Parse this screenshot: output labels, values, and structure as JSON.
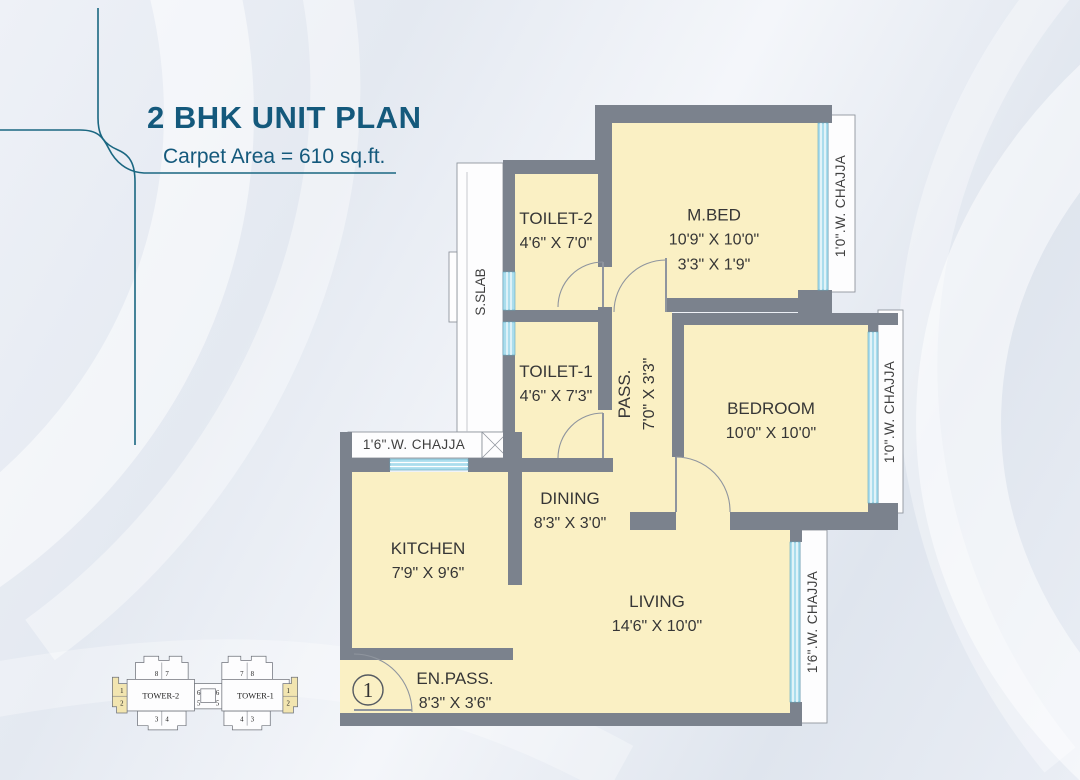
{
  "header": {
    "title": "2 BHK UNIT PLAN",
    "subtitle": "Carpet Area = 610 sq.ft."
  },
  "rooms": [
    {
      "name": "M.BED",
      "dim1": "10'9\" X 10'0\"",
      "dim2": "3'3\" X 1'9\""
    },
    {
      "name": "TOILET-2",
      "dim1": "4'6\" X 7'0\""
    },
    {
      "name": "TOILET-1",
      "dim1": "4'6\" X 7'3\""
    },
    {
      "name": "PASS.",
      "dim1": "7'0\" X 3'3\""
    },
    {
      "name": "BEDROOM",
      "dim1": "10'0\" X 10'0\""
    },
    {
      "name": "DINING",
      "dim1": "8'3\" X 3'0\""
    },
    {
      "name": "KITCHEN",
      "dim1": "7'9\" X 9'6\""
    },
    {
      "name": "LIVING",
      "dim1": "14'6\" X 10'0\""
    },
    {
      "name": "EN.PASS.",
      "dim1": "8'3\" X 3'6\""
    }
  ],
  "annotations": {
    "sslab": "S.SLAB",
    "chajja_mbed": "1'0\".W. CHAJJA",
    "chajja_bedroom": "1'0\".W. CHAJJA",
    "chajja_living": "1'6\".W. CHAJJA",
    "chajja_kitchen": "1'6\".W. CHAJJA",
    "entrance_number": "1"
  },
  "keyplan": {
    "tower2": {
      "label": "TOWER-2",
      "top_left": "8",
      "top_right": "7",
      "bottom_left": "3",
      "bottom_right": "4",
      "side_upper": "6",
      "side_lower": "5",
      "unit_upper": "1",
      "unit_lower": "2"
    },
    "tower1": {
      "label": "TOWER-1",
      "top_left": "7",
      "top_right": "8",
      "bottom_left": "4",
      "bottom_right": "3",
      "side_upper": "6",
      "side_lower": "5",
      "unit_upper": "1",
      "unit_lower": "2"
    }
  },
  "colors": {
    "accent": "#14597c",
    "wall": "#7b828d",
    "floor": "#faf0c4",
    "window": "#aadded",
    "keyplan_highlight": "#f2e5b0"
  }
}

_____

Using the data above, write out every line exactly, leaving the images behind.

- Result:
Parse this screenshot: output labels, values, and structure as JSON.
{
  "header": {
    "title": "2 BHK UNIT PLAN",
    "subtitle": "Carpet Area = 610 sq.ft."
  },
  "rooms": [
    {
      "name": "M.BED",
      "dim1": "10'9\" X 10'0\"",
      "dim2": "3'3\" X 1'9\""
    },
    {
      "name": "TOILET-2",
      "dim1": "4'6\" X 7'0\""
    },
    {
      "name": "TOILET-1",
      "dim1": "4'6\" X 7'3\""
    },
    {
      "name": "PASS.",
      "dim1": "7'0\" X 3'3\""
    },
    {
      "name": "BEDROOM",
      "dim1": "10'0\" X 10'0\""
    },
    {
      "name": "DINING",
      "dim1": "8'3\" X 3'0\""
    },
    {
      "name": "KITCHEN",
      "dim1": "7'9\" X 9'6\""
    },
    {
      "name": "LIVING",
      "dim1": "14'6\" X 10'0\""
    },
    {
      "name": "EN.PASS.",
      "dim1": "8'3\" X 3'6\""
    }
  ],
  "annotations": {
    "sslab": "S.SLAB",
    "chajja_mbed": "1'0\".W. CHAJJA",
    "chajja_bedroom": "1'0\".W. CHAJJA",
    "chajja_living": "1'6\".W. CHAJJA",
    "chajja_kitchen": "1'6\".W. CHAJJA",
    "entrance_number": "1"
  },
  "keyplan": {
    "tower2": {
      "label": "TOWER-2",
      "top_left": "8",
      "top_right": "7",
      "bottom_left": "3",
      "bottom_right": "4",
      "side_upper": "6",
      "side_lower": "5",
      "unit_upper": "1",
      "unit_lower": "2"
    },
    "tower1": {
      "label": "TOWER-1",
      "top_left": "7",
      "top_right": "8",
      "bottom_left": "4",
      "bottom_right": "3",
      "side_upper": "6",
      "side_lower": "5",
      "unit_upper": "1",
      "unit_lower": "2"
    }
  },
  "colors": {
    "accent": "#14597c",
    "wall": "#7b828d",
    "floor": "#faf0c4",
    "window": "#aadded",
    "keyplan_highlight": "#f2e5b0"
  }
}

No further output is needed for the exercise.